Entries
──────────
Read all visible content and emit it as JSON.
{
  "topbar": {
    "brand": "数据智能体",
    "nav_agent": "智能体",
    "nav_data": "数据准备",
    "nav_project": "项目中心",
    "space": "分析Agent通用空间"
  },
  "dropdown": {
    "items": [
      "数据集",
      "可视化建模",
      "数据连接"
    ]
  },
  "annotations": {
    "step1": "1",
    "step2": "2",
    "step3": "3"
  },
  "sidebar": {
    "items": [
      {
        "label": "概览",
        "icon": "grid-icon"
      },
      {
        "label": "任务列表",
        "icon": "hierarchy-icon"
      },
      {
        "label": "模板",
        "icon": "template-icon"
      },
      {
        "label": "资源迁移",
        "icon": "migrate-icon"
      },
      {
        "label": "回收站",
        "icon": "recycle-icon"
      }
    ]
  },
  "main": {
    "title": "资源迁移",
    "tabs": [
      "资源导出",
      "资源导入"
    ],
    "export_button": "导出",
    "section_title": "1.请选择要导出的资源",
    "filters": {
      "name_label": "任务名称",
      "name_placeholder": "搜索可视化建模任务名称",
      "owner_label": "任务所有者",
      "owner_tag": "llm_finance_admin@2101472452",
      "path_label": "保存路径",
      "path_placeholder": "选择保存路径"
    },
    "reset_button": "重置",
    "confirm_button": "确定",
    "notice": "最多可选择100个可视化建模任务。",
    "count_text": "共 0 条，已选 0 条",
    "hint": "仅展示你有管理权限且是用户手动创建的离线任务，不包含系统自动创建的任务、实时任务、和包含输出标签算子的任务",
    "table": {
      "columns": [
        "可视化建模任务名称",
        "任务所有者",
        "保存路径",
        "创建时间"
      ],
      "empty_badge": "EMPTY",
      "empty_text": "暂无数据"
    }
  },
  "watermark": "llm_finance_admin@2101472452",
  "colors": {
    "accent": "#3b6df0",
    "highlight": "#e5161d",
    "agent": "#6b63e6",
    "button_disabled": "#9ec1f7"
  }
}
──────────
Exercise goal
Exact output of every entry is required.

Response to this task
Read all visible content and emit it as JSON.
{
  "topbar": {
    "brand": "数据智能体",
    "nav_agent": "智能体",
    "nav_data": "数据准备",
    "nav_project": "项目中心",
    "space": "分析Agent通用空间"
  },
  "dropdown": {
    "items": [
      "数据集",
      "可视化建模",
      "数据连接"
    ]
  },
  "annotations": {
    "step1": "1",
    "step2": "2",
    "step3": "3"
  },
  "sidebar": {
    "items": [
      {
        "label": "概览",
        "icon": "grid-icon"
      },
      {
        "label": "任务列表",
        "icon": "hierarchy-icon"
      },
      {
        "label": "模板",
        "icon": "template-icon"
      },
      {
        "label": "资源迁移",
        "icon": "migrate-icon"
      },
      {
        "label": "回收站",
        "icon": "recycle-icon"
      }
    ]
  },
  "main": {
    "title": "资源迁移",
    "tabs": [
      "资源导出",
      "资源导入"
    ],
    "export_button": "导出",
    "section_title": "1.请选择要导出的资源",
    "filters": {
      "name_label": "任务名称",
      "name_placeholder": "搜索可视化建模任务名称",
      "owner_label": "任务所有者",
      "owner_tag": "llm_finance_admin@2101472452",
      "path_label": "保存路径",
      "path_placeholder": "选择保存路径"
    },
    "reset_button": "重置",
    "confirm_button": "确定",
    "notice": "最多可选择100个可视化建模任务。",
    "count_text": "共 0 条，已选 0 条",
    "hint": "仅展示你有管理权限且是用户手动创建的离线任务，不包含系统自动创建的任务、实时任务、和包含输出标签算子的任务",
    "table": {
      "columns": [
        "可视化建模任务名称",
        "任务所有者",
        "保存路径",
        "创建时间"
      ],
      "empty_badge": "EMPTY",
      "empty_text": "暂无数据"
    }
  },
  "watermark": "llm_finance_admin@2101472452",
  "colors": {
    "accent": "#3b6df0",
    "highlight": "#e5161d",
    "agent": "#6b63e6",
    "button_disabled": "#9ec1f7"
  }
}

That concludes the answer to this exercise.